Records to use:
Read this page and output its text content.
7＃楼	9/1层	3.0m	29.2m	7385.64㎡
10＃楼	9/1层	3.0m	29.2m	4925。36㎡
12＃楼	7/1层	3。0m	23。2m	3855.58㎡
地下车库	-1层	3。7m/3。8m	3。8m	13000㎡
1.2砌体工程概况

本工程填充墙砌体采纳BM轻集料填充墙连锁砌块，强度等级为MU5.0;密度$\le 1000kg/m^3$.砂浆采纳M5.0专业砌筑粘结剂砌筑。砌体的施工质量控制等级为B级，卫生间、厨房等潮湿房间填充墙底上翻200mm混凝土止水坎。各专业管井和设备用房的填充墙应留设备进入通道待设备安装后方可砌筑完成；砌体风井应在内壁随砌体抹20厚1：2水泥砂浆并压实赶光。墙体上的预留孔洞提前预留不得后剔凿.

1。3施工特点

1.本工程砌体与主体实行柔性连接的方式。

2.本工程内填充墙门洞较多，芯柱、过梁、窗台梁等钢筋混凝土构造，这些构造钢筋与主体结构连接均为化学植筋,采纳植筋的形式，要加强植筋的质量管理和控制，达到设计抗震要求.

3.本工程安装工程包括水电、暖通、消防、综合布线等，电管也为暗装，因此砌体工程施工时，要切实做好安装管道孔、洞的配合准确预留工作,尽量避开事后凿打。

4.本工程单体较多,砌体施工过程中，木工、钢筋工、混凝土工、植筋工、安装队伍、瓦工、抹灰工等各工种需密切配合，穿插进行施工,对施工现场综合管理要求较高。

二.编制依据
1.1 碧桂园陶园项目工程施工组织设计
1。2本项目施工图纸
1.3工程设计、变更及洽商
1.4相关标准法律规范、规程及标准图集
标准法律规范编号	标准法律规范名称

Exercise directions: Extract all of the data shown above without alteration.

Response below:
Read this page and output its text content.
7＃楼	9/1层	3.0m	29.2m	7385.64㎡
10＃楼	9/1层	3.0m	29.2m	4925。36㎡
12＃楼	7/1层	3。0m	23。2m	3855.58㎡
地下车库	-1层	3。7m/3。8m	3。8m	13000㎡
1.2砌体工程概况

本工程填充墙砌体采纳BM轻集料填充墙连锁砌块，强度等级为MU5.0;密度$\le 1000kg/m^3$.砂浆采纳M5.0专业砌筑粘结剂砌筑。砌体的施工质量控制等级为B级，卫生间、厨房等潮湿房间填充墙底上翻200mm混凝土止水坎。各专业管井和设备用房的填充墙应留设备进入通道待设备安装后方可砌筑完成；砌体风井应在内壁随砌体抹20厚1：2水泥砂浆并压实赶光。墙体上的预留孔洞提前预留不得后剔凿.

1。3施工特点

1.本工程砌体与主体实行柔性连接的方式。

2.本工程内填充墙门洞较多，芯柱、过梁、窗台梁等钢筋混凝土构造，这些构造钢筋与主体结构连接均为化学植筋,采纳植筋的形式，要加强植筋的质量管理和控制，达到设计抗震要求.

3.本工程安装工程包括水电、暖通、消防、综合布线等，电管也为暗装，因此砌体工程施工时，要切实做好安装管道孔、洞的配合准确预留工作,尽量避开事后凿打。

4.本工程单体较多,砌体施工过程中，木工、钢筋工、混凝土工、植筋工、安装队伍、瓦工、抹灰工等各工种需密切配合，穿插进行施工,对施工现场综合管理要求较高。

二.编制依据
1.1 碧桂园陶园项目工程施工组织设计
1。2本项目施工图纸
1.3工程设计、变更及洽商
1.4相关标准法律规范、规程及标准图集
标准法律规范编号	标准法律规范名称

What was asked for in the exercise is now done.